◆ What is expected:
Write out the full listing again, exactly as it stands.

::::::::

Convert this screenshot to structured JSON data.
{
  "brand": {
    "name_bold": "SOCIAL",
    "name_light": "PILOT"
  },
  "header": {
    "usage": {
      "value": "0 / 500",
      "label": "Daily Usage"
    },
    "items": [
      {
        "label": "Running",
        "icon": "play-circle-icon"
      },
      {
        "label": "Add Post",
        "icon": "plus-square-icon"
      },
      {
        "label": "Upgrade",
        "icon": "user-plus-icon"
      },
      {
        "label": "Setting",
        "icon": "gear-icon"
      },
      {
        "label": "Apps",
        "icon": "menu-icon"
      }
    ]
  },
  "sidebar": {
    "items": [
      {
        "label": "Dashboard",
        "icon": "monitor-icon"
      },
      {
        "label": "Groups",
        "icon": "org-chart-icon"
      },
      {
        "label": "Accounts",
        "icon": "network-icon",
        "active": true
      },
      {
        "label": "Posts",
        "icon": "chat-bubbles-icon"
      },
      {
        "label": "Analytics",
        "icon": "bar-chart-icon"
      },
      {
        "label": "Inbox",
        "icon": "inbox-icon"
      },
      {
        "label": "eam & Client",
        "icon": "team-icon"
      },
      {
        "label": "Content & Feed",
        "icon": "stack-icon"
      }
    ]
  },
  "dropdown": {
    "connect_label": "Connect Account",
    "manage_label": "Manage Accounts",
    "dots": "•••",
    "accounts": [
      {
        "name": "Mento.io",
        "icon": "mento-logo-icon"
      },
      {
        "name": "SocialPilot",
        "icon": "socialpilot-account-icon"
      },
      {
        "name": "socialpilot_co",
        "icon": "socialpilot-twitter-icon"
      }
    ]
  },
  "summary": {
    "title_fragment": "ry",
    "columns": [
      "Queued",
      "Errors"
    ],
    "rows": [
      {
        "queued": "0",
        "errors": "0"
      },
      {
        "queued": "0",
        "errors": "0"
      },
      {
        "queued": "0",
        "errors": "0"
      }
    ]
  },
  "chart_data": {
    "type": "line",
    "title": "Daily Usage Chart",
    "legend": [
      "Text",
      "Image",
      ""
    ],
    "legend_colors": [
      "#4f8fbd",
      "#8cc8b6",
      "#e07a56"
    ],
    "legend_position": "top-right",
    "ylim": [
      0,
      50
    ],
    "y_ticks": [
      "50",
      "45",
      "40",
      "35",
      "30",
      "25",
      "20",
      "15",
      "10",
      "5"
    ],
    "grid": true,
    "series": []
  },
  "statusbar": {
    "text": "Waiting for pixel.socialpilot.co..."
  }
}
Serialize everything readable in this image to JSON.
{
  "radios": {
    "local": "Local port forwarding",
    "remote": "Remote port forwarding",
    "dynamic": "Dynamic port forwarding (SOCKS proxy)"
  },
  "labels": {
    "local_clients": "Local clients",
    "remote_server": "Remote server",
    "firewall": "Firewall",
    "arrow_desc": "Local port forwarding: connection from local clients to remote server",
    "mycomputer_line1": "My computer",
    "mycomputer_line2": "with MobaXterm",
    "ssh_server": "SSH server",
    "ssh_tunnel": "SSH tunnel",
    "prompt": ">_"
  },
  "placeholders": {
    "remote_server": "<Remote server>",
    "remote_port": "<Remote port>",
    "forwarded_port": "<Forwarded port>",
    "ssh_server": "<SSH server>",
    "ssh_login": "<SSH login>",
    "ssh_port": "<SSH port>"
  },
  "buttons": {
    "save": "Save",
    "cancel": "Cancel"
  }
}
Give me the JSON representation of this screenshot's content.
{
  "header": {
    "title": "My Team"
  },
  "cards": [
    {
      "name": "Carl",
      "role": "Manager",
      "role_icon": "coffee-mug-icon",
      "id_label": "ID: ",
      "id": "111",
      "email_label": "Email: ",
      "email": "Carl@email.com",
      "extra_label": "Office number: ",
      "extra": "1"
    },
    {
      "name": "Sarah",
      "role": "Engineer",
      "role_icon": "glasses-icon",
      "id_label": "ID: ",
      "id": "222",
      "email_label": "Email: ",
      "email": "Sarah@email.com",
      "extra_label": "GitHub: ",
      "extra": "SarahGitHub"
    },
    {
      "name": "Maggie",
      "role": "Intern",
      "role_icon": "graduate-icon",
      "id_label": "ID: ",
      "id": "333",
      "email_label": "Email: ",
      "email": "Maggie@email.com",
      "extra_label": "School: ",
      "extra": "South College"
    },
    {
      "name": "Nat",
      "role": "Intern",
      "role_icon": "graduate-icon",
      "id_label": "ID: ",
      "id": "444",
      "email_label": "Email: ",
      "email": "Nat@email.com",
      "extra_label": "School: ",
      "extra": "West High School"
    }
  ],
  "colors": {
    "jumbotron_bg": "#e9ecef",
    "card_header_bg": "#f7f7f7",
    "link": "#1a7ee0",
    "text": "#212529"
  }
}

::::::::

◆ Answer to the task:
Convert this screenshot to structured JSON data.
{
  "brand": {
    "name_bold": "SOCIAL",
    "name_light": "PILOT"
  },
  "header": {
    "usage": {
      "value": "0 / 500",
      "label": "Daily Usage"
    },
    "items": [
      {
        "label": "Running",
        "icon": "play-circle-icon"
      },
      {
        "label": "Add Post",
        "icon": "plus-square-icon"
      },
      {
        "label": "Upgrade",
        "icon": "user-plus-icon"
      },
      {
        "label": "Setting",
        "icon": "gear-icon"
      },
      {
        "label": "Apps",
        "icon": "menu-icon"
      }
    ]
  },
  "sidebar": {
    "items": [
      {
        "label": "Dashboard",
        "icon": "monitor-icon"
      },
      {
        "label": "Groups",
        "icon": "org-chart-icon"
      },
      {
        "label": "Accounts",
        "icon": "network-icon",
        "active": true
      },
      {
        "label": "Posts",
        "icon": "chat-bubbles-icon"
      },
      {
        "label": "Analytics",
        "icon": "bar-chart-icon"
      },
      {
        "label": "Inbox",
        "icon": "inbox-icon"
      },
      {
        "label": "eam & Client",
        "icon": "team-icon"
      },
      {
        "label": "Content & Feed",
        "icon": "stack-icon"
      }
    ]
  },
  "dropdown": {
    "connect_label": "Connect Account",
    "manage_label": "Manage Accounts",
    "dots": "•••",
    "accounts": [
      {
        "name": "Mento.io",
        "icon": "mento-logo-icon"
      },
      {
        "name": "SocialPilot",
        "icon": "socialpilot-account-icon"
      },
      {
        "name": "socialpilot_co",
        "icon": "socialpilot-twitter-icon"
      }
    ]
  },
  "summary": {
    "title_fragment": "ry",
    "columns": [
      "Queued",
      "Errors"
    ],
    "rows": [
      {
        "queued": "0",
        "errors": "0"
      },
      {
        "queued": "0",
        "errors": "0"
      },
      {
        "queued": "0",
        "errors": "0"
      }
    ]
  },
  "chart_data": {
    "type": "line",
    "title": "Daily Usage Chart",
    "legend": [
      "Text",
      "Image",
      ""
    ],
    "legend_colors": [
      "#4f8fbd",
      "#8cc8b6",
      "#e07a56"
    ],
    "legend_position": "top-right",
    "ylim": [
      0,
      50
    ],
    "y_ticks": [
      "50",
      "45",
      "40",
      "35",
      "30",
      "25",
      "20",
      "15",
      "10",
      "5"
    ],
    "grid": true,
    "series": []
  },
  "statusbar": {
    "text": "Waiting for pixel.socialpilot.co..."
  }
}
Serialize everything readable in this image to JSON.
{
  "radios": {
    "local": "Local port forwarding",
    "remote": "Remote port forwarding",
    "dynamic": "Dynamic port forwarding (SOCKS proxy)"
  },
  "labels": {
    "local_clients": "Local clients",
    "remote_server": "Remote server",
    "firewall": "Firewall",
    "arrow_desc": "Local port forwarding: connection from local clients to remote server",
    "mycomputer_line1": "My computer",
    "mycomputer_line2": "with MobaXterm",
    "ssh_server": "SSH server",
    "ssh_tunnel": "SSH tunnel",
    "prompt": ">_"
  },
  "placeholders": {
    "remote_server": "<Remote server>",
    "remote_port": "<Remote port>",
    "forwarded_port": "<Forwarded port>",
    "ssh_server": "<SSH server>",
    "ssh_login": "<SSH login>",
    "ssh_port": "<SSH port>"
  },
  "buttons": {
    "save": "Save",
    "cancel": "Cancel"
  }
}
Give me the JSON representation of this screenshot's content.
{
  "header": {
    "title": "My Team"
  },
  "cards": [
    {
      "name": "Carl",
      "role": "Manager",
      "role_icon": "coffee-mug-icon",
      "id_label": "ID: ",
      "id": "111",
      "email_label": "Email: ",
      "email": "Carl@email.com",
      "extra_label": "Office number: ",
      "extra": "1"
    },
    {
      "name": "Sarah",
      "role": "Engineer",
      "role_icon": "glasses-icon",
      "id_label": "ID: ",
      "id": "222",
      "email_label": "Email: ",
      "email": "Sarah@email.com",
      "extra_label": "GitHub: ",
      "extra": "SarahGitHub"
    },
    {
      "name": "Maggie",
      "role": "Intern",
      "role_icon": "graduate-icon",
      "id_label": "ID: ",
      "id": "333",
      "email_label": "Email: ",
      "email": "Maggie@email.com",
      "extra_label": "School: ",
      "extra": "South College"
    },
    {
      "name": "Nat",
      "role": "Intern",
      "role_icon": "graduate-icon",
      "id_label": "ID: ",
      "id": "444",
      "email_label": "Email: ",
      "email": "Nat@email.com",
      "extra_label": "School: ",
      "extra": "West High School"
    }
  ],
  "colors": {
    "jumbotron_bg": "#e9ecef",
    "card_header_bg": "#f7f7f7",
    "link": "#1a7ee0",
    "text": "#212529"
  }
}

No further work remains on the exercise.